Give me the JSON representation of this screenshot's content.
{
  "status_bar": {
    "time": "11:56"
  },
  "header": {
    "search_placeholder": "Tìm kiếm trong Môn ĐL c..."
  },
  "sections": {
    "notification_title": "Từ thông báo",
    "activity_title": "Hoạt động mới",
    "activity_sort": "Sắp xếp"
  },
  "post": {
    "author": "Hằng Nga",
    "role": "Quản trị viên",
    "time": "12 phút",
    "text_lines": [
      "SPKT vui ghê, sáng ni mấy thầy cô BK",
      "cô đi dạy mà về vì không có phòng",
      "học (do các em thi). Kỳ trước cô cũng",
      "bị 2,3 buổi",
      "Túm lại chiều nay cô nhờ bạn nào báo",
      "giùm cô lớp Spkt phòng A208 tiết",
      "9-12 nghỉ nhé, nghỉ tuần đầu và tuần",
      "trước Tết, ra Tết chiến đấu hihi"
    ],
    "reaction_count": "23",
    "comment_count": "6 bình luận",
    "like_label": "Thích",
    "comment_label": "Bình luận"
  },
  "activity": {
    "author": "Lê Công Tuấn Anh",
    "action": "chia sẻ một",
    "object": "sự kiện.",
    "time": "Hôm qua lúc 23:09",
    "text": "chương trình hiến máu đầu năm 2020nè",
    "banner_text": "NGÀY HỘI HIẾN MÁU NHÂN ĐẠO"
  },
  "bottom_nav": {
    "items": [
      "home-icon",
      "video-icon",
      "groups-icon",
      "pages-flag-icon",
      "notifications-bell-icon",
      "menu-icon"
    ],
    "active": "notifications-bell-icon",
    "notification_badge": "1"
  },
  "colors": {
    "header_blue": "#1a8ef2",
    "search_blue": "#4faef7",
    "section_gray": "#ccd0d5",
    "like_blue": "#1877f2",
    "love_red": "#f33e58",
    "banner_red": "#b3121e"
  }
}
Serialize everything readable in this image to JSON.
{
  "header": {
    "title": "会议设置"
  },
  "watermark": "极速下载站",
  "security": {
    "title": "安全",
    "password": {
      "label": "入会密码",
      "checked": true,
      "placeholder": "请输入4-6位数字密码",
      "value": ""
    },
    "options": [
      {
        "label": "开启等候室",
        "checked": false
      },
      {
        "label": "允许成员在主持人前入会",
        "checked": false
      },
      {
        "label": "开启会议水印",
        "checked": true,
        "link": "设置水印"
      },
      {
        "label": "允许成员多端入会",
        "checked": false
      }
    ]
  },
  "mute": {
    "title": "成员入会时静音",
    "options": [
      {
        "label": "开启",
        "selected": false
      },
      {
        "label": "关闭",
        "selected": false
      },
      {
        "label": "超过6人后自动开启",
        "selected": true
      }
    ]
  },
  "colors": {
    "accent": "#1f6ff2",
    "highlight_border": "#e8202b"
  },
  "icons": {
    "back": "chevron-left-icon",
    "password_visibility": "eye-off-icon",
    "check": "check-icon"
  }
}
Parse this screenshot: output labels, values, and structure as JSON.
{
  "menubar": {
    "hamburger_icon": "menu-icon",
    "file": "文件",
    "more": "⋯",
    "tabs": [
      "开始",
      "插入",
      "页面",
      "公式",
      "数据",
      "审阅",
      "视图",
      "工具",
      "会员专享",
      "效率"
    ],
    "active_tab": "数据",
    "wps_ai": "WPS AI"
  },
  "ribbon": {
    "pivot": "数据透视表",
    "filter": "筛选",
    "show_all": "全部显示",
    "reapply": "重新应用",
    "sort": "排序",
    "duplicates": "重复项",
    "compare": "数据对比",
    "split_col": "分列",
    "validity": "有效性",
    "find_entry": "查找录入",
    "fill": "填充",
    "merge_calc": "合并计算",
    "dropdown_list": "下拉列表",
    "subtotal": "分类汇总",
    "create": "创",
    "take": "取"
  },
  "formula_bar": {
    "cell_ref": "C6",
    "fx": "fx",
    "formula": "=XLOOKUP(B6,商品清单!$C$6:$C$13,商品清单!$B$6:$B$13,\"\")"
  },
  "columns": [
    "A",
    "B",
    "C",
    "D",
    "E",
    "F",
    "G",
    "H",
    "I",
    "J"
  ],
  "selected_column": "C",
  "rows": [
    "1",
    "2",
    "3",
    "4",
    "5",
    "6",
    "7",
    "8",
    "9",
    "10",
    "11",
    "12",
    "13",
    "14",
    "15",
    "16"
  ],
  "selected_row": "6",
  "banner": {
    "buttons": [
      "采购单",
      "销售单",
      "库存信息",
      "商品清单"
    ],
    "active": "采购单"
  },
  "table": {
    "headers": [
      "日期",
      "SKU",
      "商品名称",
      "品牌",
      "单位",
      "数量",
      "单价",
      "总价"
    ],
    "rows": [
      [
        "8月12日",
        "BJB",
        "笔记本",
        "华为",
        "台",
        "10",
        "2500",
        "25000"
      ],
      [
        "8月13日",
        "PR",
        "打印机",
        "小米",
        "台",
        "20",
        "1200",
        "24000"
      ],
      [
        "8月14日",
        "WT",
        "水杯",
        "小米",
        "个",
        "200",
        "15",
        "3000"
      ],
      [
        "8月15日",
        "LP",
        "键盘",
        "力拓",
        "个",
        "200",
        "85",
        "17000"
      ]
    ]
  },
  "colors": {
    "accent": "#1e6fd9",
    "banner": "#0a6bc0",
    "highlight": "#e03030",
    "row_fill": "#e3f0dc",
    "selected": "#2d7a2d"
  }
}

- _Exercise_
From the data, pick out every line that includes "trước".

- _Solution to the exercise_
      "học (do các em thi). Kỳ trước cô cũng",
      "trước Tết, ra Tết chiến đấu hihi"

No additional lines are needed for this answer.